(TASK STATEMENT) Can you write out all of the material below, word for word?

(DATA)
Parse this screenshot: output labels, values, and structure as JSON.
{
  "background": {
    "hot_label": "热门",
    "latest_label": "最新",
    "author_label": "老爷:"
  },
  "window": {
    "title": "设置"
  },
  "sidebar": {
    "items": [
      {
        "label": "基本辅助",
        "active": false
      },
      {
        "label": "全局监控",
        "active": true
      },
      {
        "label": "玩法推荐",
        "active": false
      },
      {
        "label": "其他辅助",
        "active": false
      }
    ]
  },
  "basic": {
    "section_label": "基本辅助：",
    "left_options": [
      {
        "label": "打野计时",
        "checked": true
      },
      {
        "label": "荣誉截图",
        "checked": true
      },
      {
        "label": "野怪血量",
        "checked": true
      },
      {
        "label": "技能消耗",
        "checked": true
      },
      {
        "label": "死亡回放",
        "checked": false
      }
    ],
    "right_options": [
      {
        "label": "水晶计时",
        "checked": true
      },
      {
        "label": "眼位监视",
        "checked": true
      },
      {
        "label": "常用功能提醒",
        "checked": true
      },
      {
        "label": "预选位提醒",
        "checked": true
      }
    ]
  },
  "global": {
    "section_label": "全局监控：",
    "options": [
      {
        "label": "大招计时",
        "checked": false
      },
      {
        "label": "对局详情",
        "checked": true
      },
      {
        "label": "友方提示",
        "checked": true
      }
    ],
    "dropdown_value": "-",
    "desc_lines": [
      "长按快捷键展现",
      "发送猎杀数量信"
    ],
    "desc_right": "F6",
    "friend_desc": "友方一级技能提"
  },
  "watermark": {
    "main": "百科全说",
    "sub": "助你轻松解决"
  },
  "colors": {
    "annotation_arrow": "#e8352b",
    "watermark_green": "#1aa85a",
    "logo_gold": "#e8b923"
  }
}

(OUTPUT FOR THIS TASK)
Parse this screenshot: output labels, values, and structure as JSON.
{
  "background": {
    "hot_label": "热门",
    "latest_label": "最新",
    "author_label": "老爷:"
  },
  "window": {
    "title": "设置"
  },
  "sidebar": {
    "items": [
      {
        "label": "基本辅助",
        "active": false
      },
      {
        "label": "全局监控",
        "active": true
      },
      {
        "label": "玩法推荐",
        "active": false
      },
      {
        "label": "其他辅助",
        "active": false
      }
    ]
  },
  "basic": {
    "section_label": "基本辅助：",
    "left_options": [
      {
        "label": "打野计时",
        "checked": true
      },
      {
        "label": "荣誉截图",
        "checked": true
      },
      {
        "label": "野怪血量",
        "checked": true
      },
      {
        "label": "技能消耗",
        "checked": true
      },
      {
        "label": "死亡回放",
        "checked": false
      }
    ],
    "right_options": [
      {
        "label": "水晶计时",
        "checked": true
      },
      {
        "label": "眼位监视",
        "checked": true
      },
      {
        "label": "常用功能提醒",
        "checked": true
      },
      {
        "label": "预选位提醒",
        "checked": true
      }
    ]
  },
  "global": {
    "section_label": "全局监控：",
    "options": [
      {
        "label": "大招计时",
        "checked": false
      },
      {
        "label": "对局详情",
        "checked": true
      },
      {
        "label": "友方提示",
        "checked": true
      }
    ],
    "dropdown_value": "-",
    "desc_lines": [
      "长按快捷键展现",
      "发送猎杀数量信"
    ],
    "desc_right": "F6",
    "friend_desc": "友方一级技能提"
  },
  "watermark": {
    "main": "百科全说",
    "sub": "助你轻松解决"
  },
  "colors": {
    "annotation_arrow": "#e8352b",
    "watermark_green": "#1aa85a",
    "logo_gold": "#e8b923"
  }
}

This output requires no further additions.